# [The request]
Recast the stretch from the start of the items below through the line containing "source-label: Source(s): [48,421,123,438]", with that line included, as a numbered list, and leave out any blank lines. Give only those lines.

# [Listings of elements and boxes]
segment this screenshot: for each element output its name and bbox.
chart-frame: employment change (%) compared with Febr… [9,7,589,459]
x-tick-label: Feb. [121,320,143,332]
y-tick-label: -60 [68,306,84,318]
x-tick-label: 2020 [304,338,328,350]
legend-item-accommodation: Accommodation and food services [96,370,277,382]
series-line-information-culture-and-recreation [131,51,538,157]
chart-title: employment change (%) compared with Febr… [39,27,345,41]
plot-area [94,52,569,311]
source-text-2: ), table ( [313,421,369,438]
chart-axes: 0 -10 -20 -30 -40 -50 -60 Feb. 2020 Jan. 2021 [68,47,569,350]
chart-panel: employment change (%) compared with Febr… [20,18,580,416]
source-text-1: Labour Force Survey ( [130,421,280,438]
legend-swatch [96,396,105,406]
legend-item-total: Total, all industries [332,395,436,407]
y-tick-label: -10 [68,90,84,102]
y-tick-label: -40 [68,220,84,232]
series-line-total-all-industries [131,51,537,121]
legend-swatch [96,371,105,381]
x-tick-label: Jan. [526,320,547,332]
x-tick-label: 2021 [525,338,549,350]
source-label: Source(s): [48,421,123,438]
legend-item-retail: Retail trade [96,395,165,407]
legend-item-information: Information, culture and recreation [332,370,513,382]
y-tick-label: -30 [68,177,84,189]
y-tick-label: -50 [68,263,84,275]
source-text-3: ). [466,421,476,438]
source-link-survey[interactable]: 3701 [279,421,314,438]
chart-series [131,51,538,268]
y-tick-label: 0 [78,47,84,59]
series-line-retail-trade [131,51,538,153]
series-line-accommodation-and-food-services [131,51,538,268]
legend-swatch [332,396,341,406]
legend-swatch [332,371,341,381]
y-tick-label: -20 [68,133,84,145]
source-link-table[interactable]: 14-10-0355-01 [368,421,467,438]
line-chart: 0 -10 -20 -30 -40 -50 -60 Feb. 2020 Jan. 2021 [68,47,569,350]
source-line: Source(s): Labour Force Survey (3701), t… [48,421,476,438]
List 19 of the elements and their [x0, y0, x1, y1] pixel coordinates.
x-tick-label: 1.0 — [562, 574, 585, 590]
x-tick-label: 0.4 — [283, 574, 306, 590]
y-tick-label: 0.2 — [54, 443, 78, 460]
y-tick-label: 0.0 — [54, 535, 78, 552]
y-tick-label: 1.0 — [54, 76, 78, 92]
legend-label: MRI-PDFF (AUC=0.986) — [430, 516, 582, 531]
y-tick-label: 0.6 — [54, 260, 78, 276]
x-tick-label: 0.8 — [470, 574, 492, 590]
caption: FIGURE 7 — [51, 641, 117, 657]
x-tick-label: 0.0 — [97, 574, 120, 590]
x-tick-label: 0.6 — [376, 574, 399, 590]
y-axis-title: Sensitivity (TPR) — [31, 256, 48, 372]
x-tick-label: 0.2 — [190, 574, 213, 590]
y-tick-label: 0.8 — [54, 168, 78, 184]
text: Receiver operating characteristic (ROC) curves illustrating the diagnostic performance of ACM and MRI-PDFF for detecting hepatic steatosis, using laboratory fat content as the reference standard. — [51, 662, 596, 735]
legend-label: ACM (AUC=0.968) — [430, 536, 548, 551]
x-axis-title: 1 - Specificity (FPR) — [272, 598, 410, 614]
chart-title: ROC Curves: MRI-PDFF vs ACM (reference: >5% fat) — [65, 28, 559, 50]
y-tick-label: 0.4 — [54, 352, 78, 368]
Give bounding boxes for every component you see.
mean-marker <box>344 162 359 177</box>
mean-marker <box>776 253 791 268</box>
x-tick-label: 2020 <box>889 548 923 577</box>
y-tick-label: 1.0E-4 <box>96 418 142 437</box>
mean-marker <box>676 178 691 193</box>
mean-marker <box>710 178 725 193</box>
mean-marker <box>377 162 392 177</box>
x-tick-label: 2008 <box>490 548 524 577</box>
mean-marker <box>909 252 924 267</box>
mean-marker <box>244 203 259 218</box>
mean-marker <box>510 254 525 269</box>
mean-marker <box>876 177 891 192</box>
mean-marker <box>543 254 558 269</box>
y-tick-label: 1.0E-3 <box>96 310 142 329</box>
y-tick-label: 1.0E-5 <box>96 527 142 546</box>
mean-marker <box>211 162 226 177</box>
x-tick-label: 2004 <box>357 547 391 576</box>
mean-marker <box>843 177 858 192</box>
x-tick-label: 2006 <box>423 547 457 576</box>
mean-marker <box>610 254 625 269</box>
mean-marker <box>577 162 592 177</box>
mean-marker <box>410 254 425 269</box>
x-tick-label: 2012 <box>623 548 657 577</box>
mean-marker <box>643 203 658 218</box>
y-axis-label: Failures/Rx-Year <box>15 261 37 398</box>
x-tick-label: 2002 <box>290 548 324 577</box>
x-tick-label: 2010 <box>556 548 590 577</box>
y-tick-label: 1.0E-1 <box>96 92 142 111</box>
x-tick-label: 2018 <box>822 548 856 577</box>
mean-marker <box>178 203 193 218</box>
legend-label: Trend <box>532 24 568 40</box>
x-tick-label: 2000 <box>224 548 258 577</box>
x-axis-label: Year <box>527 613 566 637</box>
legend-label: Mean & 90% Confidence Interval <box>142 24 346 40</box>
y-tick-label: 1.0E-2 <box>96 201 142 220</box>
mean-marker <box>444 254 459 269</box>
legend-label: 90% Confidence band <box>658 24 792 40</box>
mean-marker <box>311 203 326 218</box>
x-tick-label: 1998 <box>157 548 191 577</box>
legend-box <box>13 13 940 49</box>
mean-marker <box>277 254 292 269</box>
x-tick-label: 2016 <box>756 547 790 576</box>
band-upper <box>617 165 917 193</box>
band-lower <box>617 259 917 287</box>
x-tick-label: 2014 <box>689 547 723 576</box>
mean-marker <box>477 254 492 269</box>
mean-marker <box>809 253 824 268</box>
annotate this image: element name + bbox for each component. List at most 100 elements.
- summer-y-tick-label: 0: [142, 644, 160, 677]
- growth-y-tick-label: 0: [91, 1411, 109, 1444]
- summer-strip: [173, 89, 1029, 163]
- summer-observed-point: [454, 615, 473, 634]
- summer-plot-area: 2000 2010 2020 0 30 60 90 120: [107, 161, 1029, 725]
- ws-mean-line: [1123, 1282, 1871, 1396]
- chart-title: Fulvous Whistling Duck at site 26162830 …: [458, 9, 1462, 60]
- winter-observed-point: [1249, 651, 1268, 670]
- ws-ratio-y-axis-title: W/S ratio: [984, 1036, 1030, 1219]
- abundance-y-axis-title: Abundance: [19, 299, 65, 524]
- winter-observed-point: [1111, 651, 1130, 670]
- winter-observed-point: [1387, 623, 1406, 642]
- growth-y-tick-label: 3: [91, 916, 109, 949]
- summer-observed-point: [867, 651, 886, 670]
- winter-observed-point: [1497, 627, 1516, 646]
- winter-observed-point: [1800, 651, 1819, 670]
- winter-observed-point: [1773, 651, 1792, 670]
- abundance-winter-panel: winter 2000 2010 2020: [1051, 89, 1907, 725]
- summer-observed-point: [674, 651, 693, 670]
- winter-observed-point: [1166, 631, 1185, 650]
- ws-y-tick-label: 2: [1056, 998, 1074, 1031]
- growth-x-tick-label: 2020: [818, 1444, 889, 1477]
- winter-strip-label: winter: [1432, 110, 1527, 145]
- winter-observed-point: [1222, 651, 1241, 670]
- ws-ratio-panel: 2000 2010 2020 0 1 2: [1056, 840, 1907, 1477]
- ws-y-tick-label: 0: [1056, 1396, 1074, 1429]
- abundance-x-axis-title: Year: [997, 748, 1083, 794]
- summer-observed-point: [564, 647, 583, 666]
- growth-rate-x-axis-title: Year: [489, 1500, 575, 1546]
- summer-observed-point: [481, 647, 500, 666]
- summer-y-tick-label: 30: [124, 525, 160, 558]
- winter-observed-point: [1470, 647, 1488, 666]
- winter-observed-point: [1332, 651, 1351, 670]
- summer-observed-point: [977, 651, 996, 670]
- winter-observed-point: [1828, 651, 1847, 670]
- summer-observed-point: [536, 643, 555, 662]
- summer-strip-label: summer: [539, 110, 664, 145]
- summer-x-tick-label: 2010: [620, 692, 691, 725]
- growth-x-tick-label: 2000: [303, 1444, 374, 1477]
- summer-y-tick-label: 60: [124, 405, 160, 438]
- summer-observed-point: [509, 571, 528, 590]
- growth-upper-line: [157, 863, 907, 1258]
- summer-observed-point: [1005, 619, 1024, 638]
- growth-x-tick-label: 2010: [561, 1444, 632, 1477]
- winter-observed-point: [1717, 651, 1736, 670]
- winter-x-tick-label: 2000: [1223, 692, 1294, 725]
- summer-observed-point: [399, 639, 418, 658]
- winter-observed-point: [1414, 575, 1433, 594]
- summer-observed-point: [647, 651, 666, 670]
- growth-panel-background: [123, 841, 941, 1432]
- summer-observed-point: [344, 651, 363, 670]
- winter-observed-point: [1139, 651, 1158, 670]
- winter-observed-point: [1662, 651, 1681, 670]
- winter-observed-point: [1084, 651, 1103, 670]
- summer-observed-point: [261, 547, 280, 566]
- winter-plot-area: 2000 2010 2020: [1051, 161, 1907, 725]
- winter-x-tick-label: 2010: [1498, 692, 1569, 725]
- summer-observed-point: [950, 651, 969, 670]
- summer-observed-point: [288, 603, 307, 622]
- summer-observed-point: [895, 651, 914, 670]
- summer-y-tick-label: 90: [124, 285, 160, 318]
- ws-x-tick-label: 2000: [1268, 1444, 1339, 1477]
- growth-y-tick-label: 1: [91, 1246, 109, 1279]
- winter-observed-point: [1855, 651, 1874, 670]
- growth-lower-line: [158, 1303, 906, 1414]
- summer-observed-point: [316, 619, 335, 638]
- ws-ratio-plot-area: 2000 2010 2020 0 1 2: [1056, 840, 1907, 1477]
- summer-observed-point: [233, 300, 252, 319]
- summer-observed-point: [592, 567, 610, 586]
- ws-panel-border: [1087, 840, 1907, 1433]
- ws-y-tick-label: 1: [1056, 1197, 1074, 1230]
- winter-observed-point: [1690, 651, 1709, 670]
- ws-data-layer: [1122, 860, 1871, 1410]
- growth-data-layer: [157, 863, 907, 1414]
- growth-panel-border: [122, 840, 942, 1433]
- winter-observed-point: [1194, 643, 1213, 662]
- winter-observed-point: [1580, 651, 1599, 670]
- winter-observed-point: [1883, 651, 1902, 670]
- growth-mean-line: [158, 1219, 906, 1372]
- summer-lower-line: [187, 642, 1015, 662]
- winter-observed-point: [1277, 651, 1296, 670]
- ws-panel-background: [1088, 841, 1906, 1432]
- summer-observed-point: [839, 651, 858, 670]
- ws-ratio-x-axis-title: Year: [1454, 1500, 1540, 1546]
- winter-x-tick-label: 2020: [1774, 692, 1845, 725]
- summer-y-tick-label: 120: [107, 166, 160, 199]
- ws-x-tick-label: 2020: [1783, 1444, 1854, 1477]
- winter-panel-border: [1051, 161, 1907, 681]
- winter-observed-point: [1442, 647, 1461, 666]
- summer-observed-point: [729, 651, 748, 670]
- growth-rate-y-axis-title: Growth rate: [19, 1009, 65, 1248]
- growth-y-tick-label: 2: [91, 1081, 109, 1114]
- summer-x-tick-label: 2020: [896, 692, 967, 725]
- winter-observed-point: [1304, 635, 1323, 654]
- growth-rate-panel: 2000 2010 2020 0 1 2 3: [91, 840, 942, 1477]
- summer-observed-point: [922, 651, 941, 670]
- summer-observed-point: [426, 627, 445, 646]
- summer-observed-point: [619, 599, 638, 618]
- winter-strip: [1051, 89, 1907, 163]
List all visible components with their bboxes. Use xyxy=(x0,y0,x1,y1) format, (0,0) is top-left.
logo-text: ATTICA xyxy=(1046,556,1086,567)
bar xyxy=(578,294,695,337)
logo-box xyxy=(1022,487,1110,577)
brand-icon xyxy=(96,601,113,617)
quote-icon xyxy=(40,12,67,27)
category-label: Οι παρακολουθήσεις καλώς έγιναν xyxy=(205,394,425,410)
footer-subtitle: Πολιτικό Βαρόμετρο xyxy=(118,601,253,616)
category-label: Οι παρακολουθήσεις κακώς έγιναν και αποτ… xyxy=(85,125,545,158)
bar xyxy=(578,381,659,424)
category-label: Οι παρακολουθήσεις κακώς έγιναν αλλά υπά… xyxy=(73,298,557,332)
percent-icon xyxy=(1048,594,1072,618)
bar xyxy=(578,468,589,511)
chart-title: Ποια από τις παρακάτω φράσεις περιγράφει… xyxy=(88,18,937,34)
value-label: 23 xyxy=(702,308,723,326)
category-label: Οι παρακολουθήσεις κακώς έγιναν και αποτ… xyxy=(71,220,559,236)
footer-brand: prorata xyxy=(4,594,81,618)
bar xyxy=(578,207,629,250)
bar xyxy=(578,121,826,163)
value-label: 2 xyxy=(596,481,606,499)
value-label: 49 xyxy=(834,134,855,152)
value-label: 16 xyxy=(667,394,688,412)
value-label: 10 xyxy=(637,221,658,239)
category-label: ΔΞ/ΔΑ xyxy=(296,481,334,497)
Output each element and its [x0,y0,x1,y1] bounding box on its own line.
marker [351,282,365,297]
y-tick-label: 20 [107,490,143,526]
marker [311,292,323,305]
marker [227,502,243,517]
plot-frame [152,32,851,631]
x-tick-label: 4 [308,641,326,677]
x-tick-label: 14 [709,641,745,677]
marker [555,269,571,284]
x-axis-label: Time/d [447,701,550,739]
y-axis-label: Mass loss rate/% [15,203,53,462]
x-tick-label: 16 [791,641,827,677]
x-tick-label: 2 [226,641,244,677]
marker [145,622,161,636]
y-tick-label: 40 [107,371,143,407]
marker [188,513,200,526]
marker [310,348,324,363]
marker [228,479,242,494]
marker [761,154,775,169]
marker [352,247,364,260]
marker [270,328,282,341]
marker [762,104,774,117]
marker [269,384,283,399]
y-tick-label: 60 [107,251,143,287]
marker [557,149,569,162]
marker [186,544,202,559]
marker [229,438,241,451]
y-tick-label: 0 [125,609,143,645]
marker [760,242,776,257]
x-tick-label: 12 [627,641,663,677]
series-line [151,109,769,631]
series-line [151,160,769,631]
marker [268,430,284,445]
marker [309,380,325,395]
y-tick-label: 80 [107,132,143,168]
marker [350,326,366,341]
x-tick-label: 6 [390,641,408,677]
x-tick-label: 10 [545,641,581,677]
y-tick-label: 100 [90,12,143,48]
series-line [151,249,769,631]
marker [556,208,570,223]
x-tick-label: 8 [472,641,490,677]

# [Task response]
1. segment this screenshot: for each element output its name and bbox.
2. chart-frame: employment change (%) compared with Febr… [9,7,589,459]
3. x-tick-label: Feb. [121,320,143,332]
4. y-tick-label: -60 [68,306,84,318]
5. x-tick-label: 2020 [304,338,328,350]
6. legend-item-accommodation: Accommodation and food services [96,370,277,382]
7. series-line-information-culture-and-recreation [131,51,538,157]
8. chart-title: employment change (%) compared with Febr… [39,27,345,41]
9. plot-area [94,52,569,311]
10. source-text-2: ), table ( [313,421,369,438]
11. chart-axes: 0 -10 -20 -30 -40 -50 -60 Feb. 2020 Jan. 2021 [68,47,569,350]
12. chart-panel: employment change (%) compared with Febr… [20,18,580,416]
13. source-text-1: Labour Force Survey ( [130,421,280,438]
14. legend-swatch [96,396,105,406]
15. legend-item-total: Total, all industries [332,395,436,407]
16. y-tick-label: -10 [68,90,84,102]
17. y-tick-label: -40 [68,220,84,232]
18. series-line-total-all-industries [131,51,537,121]
19. legend-swatch [96,371,105,381]
20. x-tick-label: Jan. [526,320,547,332]
21. x-tick-label: 2021 [525,338,549,350]
22. source-label: Source(s): [48,421,123,438]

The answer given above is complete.